# Exercise requirements:
Echo back each of these lines without any change, but leave out the pictures.

# Items from a data source:
---

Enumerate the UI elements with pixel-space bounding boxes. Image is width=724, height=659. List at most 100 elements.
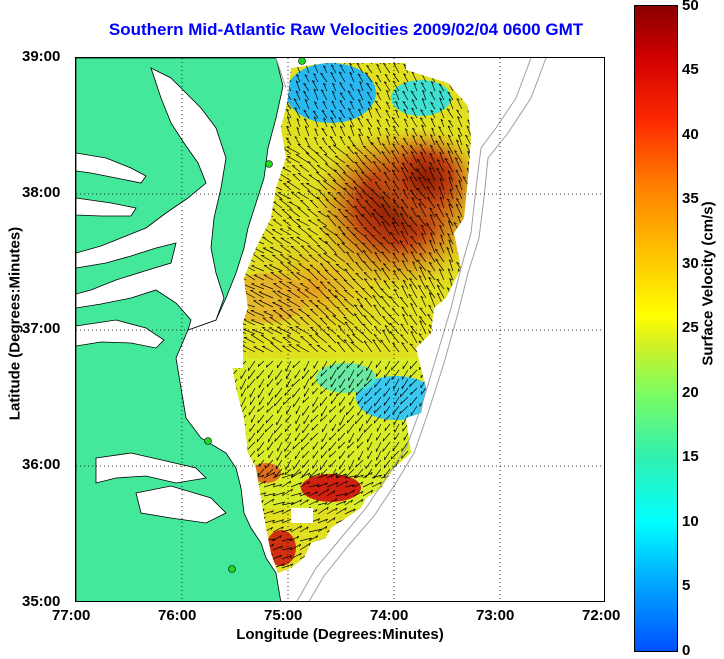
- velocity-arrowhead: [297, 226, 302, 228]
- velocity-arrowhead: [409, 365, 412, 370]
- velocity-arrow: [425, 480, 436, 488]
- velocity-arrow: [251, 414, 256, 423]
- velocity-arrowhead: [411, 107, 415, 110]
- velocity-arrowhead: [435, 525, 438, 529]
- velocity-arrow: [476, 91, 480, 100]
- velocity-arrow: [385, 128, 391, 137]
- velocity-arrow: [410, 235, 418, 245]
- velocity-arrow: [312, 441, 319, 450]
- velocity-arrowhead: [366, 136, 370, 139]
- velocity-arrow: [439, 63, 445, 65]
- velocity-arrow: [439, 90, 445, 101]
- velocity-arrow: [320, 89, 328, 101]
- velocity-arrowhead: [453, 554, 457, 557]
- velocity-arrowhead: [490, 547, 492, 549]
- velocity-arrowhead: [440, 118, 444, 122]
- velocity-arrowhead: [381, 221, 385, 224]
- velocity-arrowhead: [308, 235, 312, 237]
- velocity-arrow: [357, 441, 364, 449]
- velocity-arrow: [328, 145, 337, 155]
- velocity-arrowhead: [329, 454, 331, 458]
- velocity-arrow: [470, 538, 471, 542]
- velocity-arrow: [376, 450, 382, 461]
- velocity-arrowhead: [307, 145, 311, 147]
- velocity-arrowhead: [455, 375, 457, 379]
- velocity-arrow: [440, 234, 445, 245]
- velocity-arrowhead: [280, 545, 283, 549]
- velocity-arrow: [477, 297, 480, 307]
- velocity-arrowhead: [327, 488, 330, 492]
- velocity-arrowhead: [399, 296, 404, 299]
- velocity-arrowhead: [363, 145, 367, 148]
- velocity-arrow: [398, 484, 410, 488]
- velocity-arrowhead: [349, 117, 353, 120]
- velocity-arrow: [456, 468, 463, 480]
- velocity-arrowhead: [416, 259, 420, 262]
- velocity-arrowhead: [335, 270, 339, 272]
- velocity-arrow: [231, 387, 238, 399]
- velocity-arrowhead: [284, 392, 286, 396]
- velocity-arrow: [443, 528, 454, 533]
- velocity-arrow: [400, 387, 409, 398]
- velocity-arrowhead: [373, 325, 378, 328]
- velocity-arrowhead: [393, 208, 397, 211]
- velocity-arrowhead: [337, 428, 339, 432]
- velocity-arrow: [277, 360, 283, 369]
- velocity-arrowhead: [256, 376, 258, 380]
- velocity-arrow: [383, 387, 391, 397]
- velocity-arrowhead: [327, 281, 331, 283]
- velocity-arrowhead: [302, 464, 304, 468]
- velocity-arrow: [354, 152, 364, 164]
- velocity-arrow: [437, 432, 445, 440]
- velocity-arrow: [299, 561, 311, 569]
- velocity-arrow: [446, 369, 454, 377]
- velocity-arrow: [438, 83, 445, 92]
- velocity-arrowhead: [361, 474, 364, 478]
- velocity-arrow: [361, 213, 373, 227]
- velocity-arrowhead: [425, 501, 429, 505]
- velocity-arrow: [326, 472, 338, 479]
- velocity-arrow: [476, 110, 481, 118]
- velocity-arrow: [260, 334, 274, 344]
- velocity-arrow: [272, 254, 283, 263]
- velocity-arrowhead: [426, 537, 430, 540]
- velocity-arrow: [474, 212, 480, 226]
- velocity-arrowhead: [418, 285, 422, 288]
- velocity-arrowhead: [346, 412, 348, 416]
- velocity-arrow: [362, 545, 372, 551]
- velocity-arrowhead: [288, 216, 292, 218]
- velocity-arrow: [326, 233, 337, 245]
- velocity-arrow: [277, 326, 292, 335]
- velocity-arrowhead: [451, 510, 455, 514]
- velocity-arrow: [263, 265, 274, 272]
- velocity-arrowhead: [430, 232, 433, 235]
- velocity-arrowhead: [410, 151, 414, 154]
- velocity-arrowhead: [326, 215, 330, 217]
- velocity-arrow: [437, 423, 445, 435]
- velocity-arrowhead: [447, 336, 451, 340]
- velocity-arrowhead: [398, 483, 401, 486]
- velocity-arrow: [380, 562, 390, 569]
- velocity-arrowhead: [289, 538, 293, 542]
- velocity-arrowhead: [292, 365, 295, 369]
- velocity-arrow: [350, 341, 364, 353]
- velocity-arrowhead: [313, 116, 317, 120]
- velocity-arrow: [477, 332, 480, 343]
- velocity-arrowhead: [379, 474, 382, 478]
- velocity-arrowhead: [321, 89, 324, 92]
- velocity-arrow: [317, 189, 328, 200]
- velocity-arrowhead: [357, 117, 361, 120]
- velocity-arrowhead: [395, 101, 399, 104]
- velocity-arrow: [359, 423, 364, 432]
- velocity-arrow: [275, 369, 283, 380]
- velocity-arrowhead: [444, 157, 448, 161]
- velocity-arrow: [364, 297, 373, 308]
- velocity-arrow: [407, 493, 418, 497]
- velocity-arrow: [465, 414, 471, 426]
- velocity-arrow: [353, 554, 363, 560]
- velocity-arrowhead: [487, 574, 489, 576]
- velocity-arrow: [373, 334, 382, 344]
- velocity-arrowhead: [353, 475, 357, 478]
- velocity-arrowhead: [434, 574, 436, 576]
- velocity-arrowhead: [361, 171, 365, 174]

---

# Task answer:
Enumerate the UI elements with pixel-space bounding boxes. Image is width=724, height=659. List at most 100 elements.
- velocity-arrowhead: [297, 226, 302, 228]
- velocity-arrowhead: [409, 365, 412, 370]
- velocity-arrow: [425, 480, 436, 488]
- velocity-arrow: [251, 414, 256, 423]
- velocity-arrowhead: [411, 107, 415, 110]
- velocity-arrowhead: [435, 525, 438, 529]
- velocity-arrow: [476, 91, 480, 100]
- velocity-arrow: [385, 128, 391, 137]
- velocity-arrow: [410, 235, 418, 245]
- velocity-arrow: [312, 441, 319, 450]
- velocity-arrowhead: [366, 136, 370, 139]
- velocity-arrow: [439, 63, 445, 65]
- velocity-arrow: [439, 90, 445, 101]
- velocity-arrow: [320, 89, 328, 101]
- velocity-arrowhead: [453, 554, 457, 557]
- velocity-arrowhead: [490, 547, 492, 549]
- velocity-arrowhead: [440, 118, 444, 122]
- velocity-arrowhead: [381, 221, 385, 224]
- velocity-arrowhead: [308, 235, 312, 237]
- velocity-arrow: [357, 441, 364, 449]
- velocity-arrow: [328, 145, 337, 155]
- velocity-arrowhead: [329, 454, 331, 458]
- velocity-arrow: [470, 538, 471, 542]
- velocity-arrow: [376, 450, 382, 461]
- velocity-arrowhead: [307, 145, 311, 147]
- velocity-arrowhead: [455, 375, 457, 379]
- velocity-arrow: [440, 234, 445, 245]
- velocity-arrowhead: [280, 545, 283, 549]
- velocity-arrow: [477, 297, 480, 307]
- velocity-arrowhead: [327, 488, 330, 492]
- velocity-arrowhead: [399, 296, 404, 299]
- velocity-arrowhead: [363, 145, 367, 148]
- velocity-arrow: [398, 484, 410, 488]
- velocity-arrowhead: [349, 117, 353, 120]
- velocity-arrow: [456, 468, 463, 480]
- velocity-arrowhead: [416, 259, 420, 262]
- velocity-arrowhead: [335, 270, 339, 272]
- velocity-arrow: [231, 387, 238, 399]
- velocity-arrowhead: [284, 392, 286, 396]
- velocity-arrow: [443, 528, 454, 533]
- velocity-arrow: [400, 387, 409, 398]
- velocity-arrowhead: [373, 325, 378, 328]
- velocity-arrowhead: [393, 208, 397, 211]
- velocity-arrowhead: [337, 428, 339, 432]
- velocity-arrow: [277, 360, 283, 369]
- velocity-arrowhead: [256, 376, 258, 380]
- velocity-arrow: [383, 387, 391, 397]
- velocity-arrowhead: [327, 281, 331, 283]
- velocity-arrowhead: [302, 464, 304, 468]
- velocity-arrow: [354, 152, 364, 164]
- velocity-arrow: [437, 432, 445, 440]
- velocity-arrow: [299, 561, 311, 569]
- velocity-arrow: [446, 369, 454, 377]
- velocity-arrow: [438, 83, 445, 92]
- velocity-arrowhead: [361, 474, 364, 478]
- velocity-arrow: [361, 213, 373, 227]
- velocity-arrowhead: [425, 501, 429, 505]
- velocity-arrow: [326, 472, 338, 479]
- velocity-arrow: [476, 110, 481, 118]
- velocity-arrow: [260, 334, 274, 344]
- velocity-arrow: [272, 254, 283, 263]
- velocity-arrowhead: [426, 537, 430, 540]
- velocity-arrow: [474, 212, 480, 226]
- velocity-arrowhead: [418, 285, 422, 288]
- velocity-arrowhead: [346, 412, 348, 416]
- velocity-arrow: [362, 545, 372, 551]
- velocity-arrowhead: [288, 216, 292, 218]
- velocity-arrow: [326, 233, 337, 245]
- velocity-arrow: [277, 326, 292, 335]
- velocity-arrowhead: [451, 510, 455, 514]
- velocity-arrow: [263, 265, 274, 272]
- velocity-arrowhead: [430, 232, 433, 235]
- velocity-arrowhead: [410, 151, 414, 154]
- velocity-arrowhead: [326, 215, 330, 217]
- velocity-arrow: [437, 423, 445, 435]
- velocity-arrowhead: [447, 336, 451, 340]
- velocity-arrowhead: [398, 483, 401, 486]
- velocity-arrow: [380, 562, 390, 569]
- velocity-arrowhead: [289, 538, 293, 542]
- velocity-arrowhead: [292, 365, 295, 369]
- velocity-arrow: [350, 341, 364, 353]
- velocity-arrowhead: [313, 116, 317, 120]
- velocity-arrow: [477, 332, 480, 343]
- velocity-arrowhead: [379, 474, 382, 478]
- velocity-arrowhead: [321, 89, 324, 92]
- velocity-arrow: [317, 189, 328, 200]
- velocity-arrowhead: [357, 117, 361, 120]
- velocity-arrowhead: [395, 101, 399, 104]
- velocity-arrow: [359, 423, 364, 432]
- velocity-arrow: [275, 369, 283, 380]
- velocity-arrowhead: [444, 157, 448, 161]
- velocity-arrow: [364, 297, 373, 308]
- velocity-arrow: [407, 493, 418, 497]
- velocity-arrow: [465, 414, 471, 426]
- velocity-arrow: [353, 554, 363, 560]
- velocity-arrowhead: [487, 574, 489, 576]
- velocity-arrow: [373, 334, 382, 344]
- velocity-arrowhead: [353, 475, 357, 478]
- velocity-arrowhead: [434, 574, 436, 576]
- velocity-arrowhead: [361, 171, 365, 174]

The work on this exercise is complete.